____ Data for processing

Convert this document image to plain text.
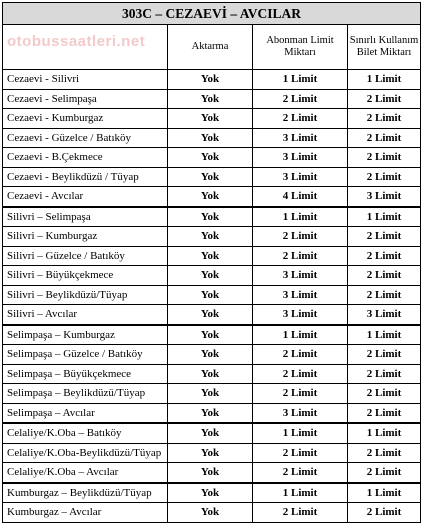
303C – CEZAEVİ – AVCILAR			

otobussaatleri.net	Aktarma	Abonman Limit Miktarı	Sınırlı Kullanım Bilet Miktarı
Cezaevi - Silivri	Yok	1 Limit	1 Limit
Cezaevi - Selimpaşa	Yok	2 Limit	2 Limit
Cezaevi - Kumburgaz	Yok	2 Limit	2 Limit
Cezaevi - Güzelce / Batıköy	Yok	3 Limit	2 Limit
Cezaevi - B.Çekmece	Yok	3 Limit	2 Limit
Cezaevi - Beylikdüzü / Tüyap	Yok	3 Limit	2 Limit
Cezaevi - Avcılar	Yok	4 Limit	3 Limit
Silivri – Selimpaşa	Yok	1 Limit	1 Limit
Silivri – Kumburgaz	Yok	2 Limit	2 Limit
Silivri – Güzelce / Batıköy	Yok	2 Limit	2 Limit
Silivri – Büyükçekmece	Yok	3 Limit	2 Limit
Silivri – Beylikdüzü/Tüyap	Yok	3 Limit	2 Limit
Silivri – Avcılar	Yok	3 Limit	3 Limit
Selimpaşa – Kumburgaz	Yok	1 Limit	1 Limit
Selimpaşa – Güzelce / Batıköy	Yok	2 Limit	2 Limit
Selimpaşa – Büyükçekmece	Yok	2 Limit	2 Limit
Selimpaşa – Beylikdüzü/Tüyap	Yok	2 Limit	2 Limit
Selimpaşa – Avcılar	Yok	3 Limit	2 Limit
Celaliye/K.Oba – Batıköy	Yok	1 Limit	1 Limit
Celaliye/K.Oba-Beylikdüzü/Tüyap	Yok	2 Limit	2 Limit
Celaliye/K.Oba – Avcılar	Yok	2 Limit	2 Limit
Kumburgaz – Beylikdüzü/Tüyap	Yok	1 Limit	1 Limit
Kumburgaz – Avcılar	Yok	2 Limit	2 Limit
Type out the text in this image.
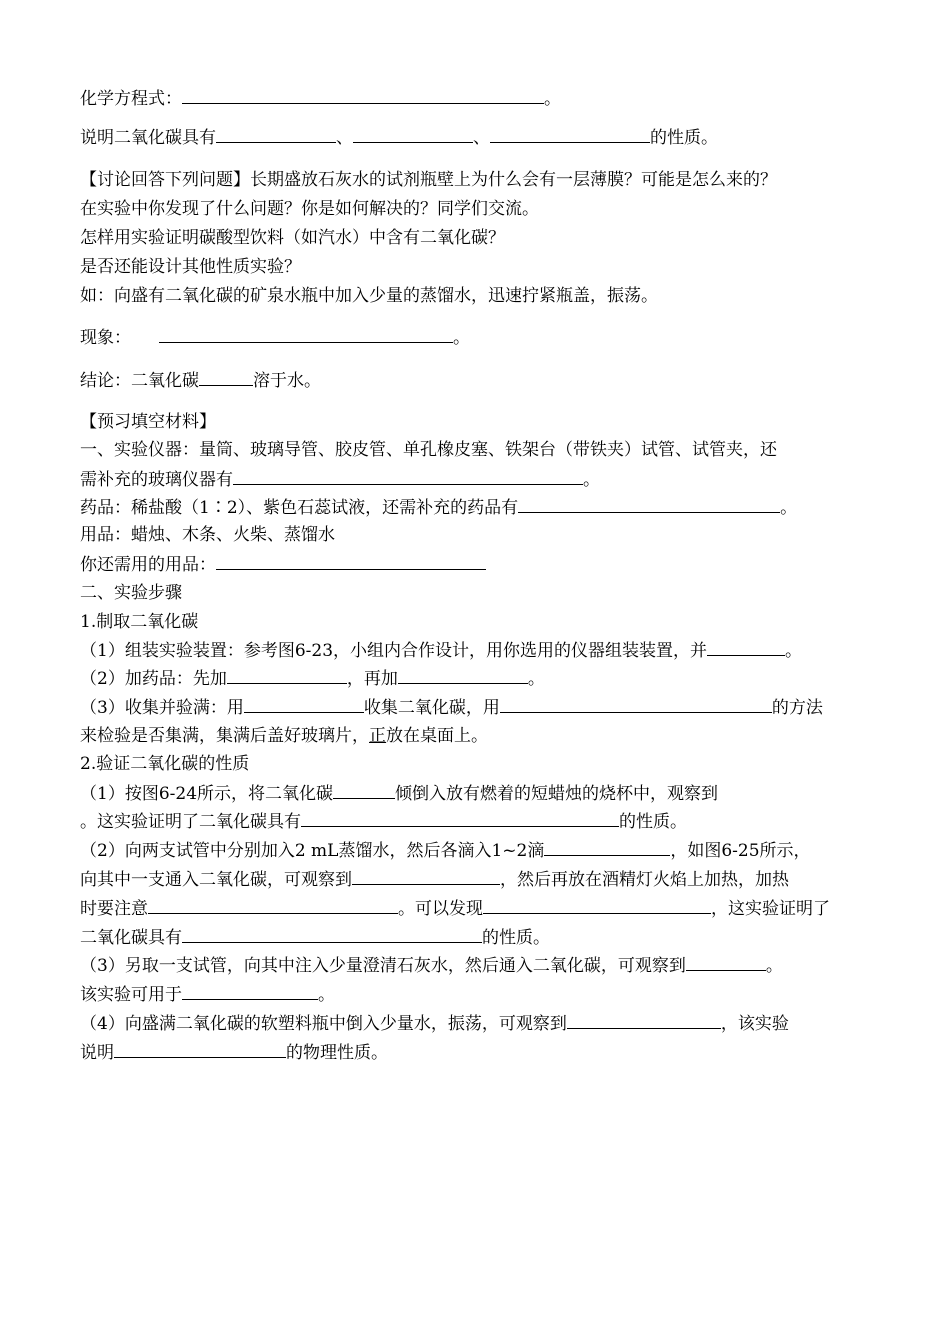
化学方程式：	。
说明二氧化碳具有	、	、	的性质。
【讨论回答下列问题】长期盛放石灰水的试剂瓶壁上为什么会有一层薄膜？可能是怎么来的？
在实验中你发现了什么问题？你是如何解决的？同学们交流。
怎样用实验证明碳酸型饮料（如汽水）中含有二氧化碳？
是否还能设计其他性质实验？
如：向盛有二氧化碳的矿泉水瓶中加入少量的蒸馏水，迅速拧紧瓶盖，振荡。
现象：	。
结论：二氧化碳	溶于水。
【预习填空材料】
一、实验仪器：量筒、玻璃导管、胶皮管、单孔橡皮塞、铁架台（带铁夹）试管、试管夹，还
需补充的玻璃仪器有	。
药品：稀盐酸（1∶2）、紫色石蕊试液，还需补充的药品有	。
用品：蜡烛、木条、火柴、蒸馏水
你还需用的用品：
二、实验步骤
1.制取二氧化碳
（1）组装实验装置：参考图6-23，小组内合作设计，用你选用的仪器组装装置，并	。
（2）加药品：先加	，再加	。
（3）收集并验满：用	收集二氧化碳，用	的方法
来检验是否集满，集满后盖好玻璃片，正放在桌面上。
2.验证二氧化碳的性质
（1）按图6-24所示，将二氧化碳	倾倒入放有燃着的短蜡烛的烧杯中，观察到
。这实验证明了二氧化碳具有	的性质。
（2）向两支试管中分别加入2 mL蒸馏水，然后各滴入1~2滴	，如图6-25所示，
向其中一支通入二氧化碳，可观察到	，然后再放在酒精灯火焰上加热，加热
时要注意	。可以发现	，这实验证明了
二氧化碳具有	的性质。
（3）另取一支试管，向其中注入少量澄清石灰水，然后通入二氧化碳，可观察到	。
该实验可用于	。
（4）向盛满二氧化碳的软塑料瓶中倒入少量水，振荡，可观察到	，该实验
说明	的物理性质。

________
____ Data for processing

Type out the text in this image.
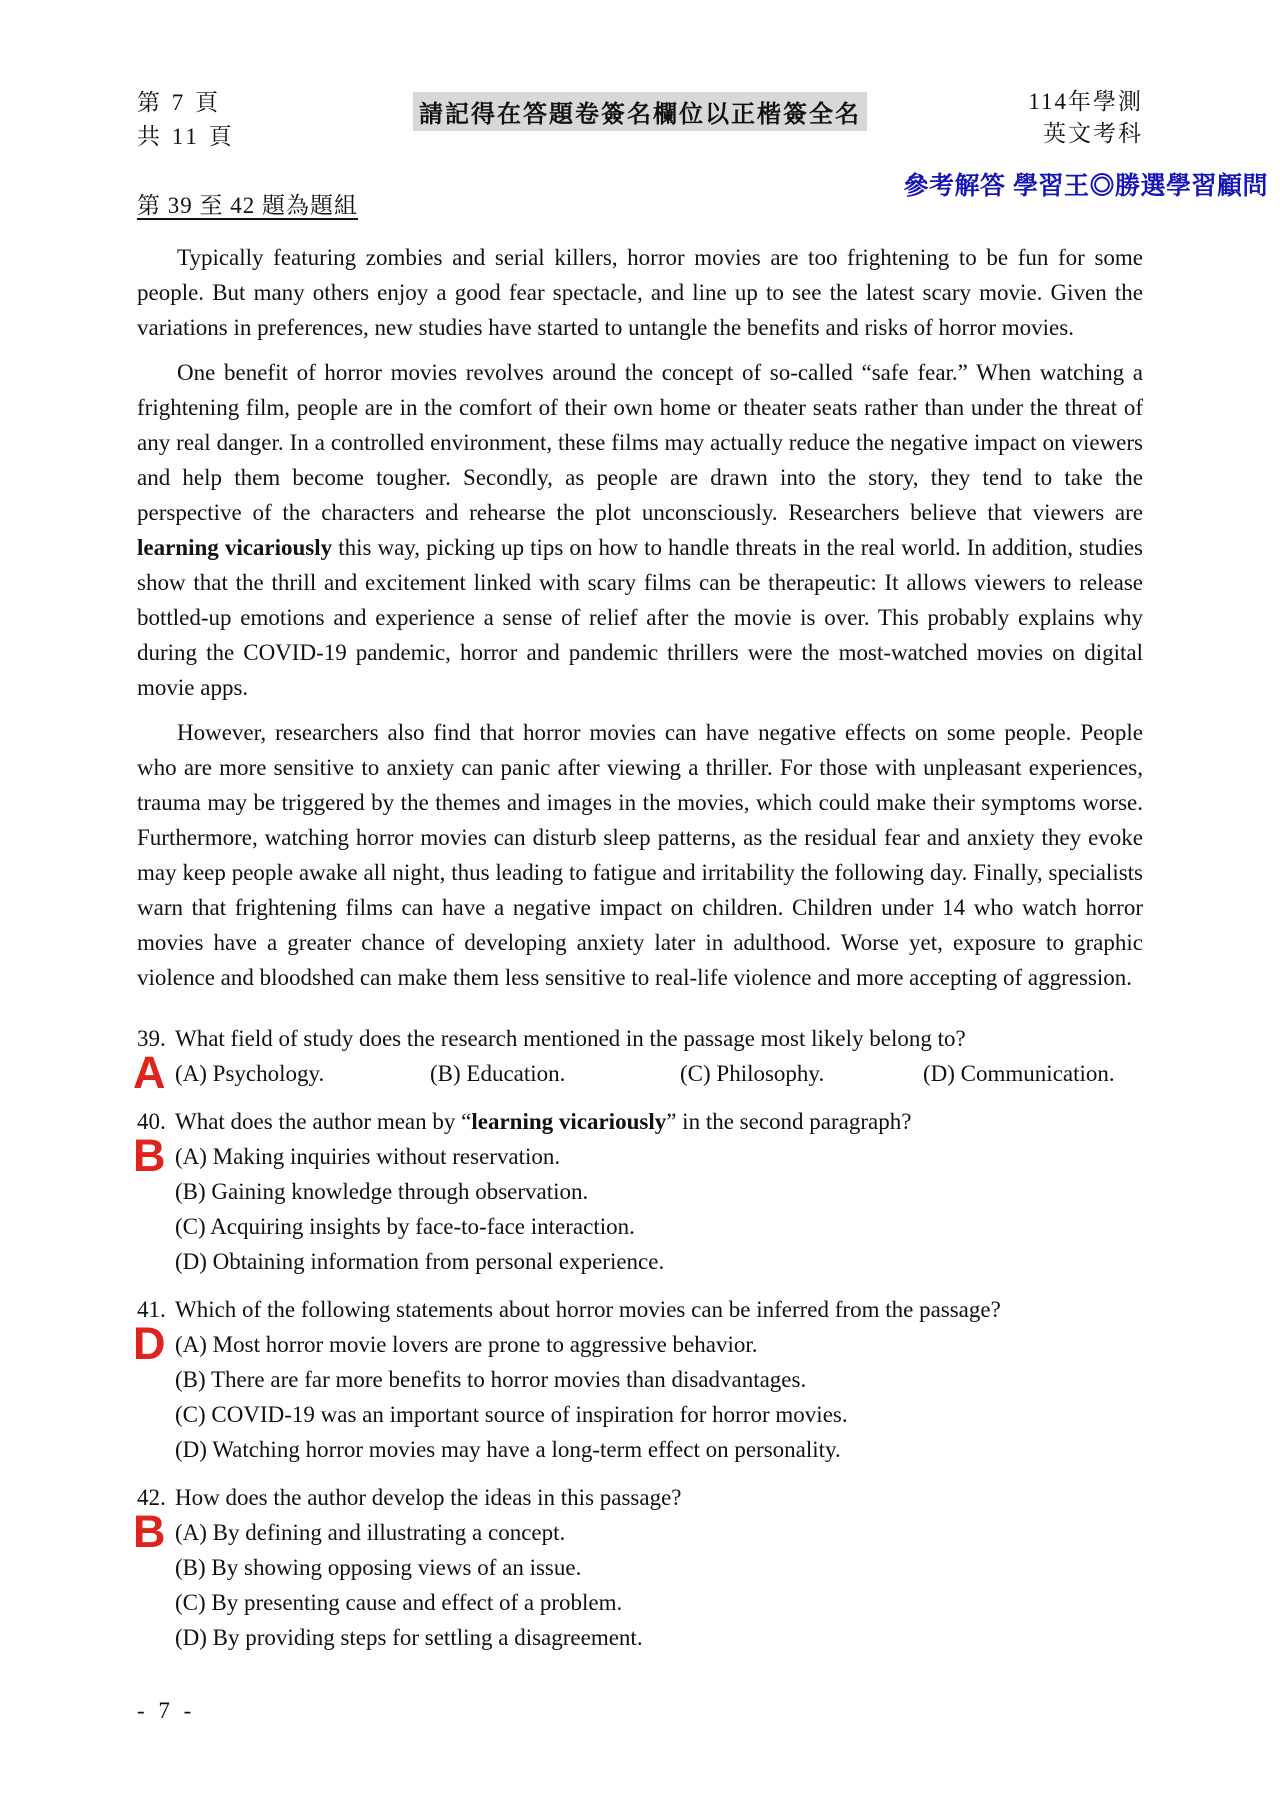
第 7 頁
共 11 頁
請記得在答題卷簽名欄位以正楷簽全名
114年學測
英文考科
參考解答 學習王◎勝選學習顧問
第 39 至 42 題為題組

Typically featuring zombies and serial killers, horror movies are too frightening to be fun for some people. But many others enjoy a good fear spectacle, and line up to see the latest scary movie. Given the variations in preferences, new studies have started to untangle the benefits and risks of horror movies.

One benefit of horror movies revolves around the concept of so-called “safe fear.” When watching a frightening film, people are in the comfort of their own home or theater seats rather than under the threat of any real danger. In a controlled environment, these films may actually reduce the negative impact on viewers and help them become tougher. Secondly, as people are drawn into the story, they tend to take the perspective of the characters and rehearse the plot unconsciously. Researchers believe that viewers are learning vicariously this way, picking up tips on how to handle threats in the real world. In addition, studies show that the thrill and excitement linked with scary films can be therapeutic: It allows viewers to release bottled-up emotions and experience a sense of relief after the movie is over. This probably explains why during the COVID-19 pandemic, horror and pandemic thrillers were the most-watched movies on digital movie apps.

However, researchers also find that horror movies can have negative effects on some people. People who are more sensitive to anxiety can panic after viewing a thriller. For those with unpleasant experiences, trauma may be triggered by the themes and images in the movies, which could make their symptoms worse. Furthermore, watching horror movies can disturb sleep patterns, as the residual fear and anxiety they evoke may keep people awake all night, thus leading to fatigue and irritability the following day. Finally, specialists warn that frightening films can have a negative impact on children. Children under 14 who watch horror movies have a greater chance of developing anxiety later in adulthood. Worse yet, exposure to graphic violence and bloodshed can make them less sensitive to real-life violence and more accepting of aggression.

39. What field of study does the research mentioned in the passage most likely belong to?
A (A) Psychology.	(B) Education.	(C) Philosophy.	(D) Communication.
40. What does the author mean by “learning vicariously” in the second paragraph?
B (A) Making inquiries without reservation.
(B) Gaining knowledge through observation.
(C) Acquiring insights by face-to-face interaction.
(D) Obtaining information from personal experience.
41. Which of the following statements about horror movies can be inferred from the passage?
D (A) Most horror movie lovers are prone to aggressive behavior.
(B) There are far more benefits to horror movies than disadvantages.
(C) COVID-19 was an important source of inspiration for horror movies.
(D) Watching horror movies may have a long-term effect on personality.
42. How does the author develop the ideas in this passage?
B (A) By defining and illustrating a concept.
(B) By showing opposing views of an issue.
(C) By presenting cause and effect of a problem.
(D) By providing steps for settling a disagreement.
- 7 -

________

Scan the entries above for the word "Selimpaşa" and collect each line holding it.

### In response
Cezaevi - Selimpaşa	Yok	2 Limit	2 Limit
Silivri – Selimpaşa	Yok	1 Limit	1 Limit
Selimpaşa – Kumburgaz	Yok	1 Limit	1 Limit
Selimpaşa – Güzelce / Batıköy	Yok	2 Limit	2 Limit
Selimpaşa – Büyükçekmece	Yok	2 Limit	2 Limit
Selimpaşa – Beylikdüzü/Tüyap	Yok	2 Limit	2 Limit
Selimpaşa – Avcılar	Yok	3 Limit	2 Limit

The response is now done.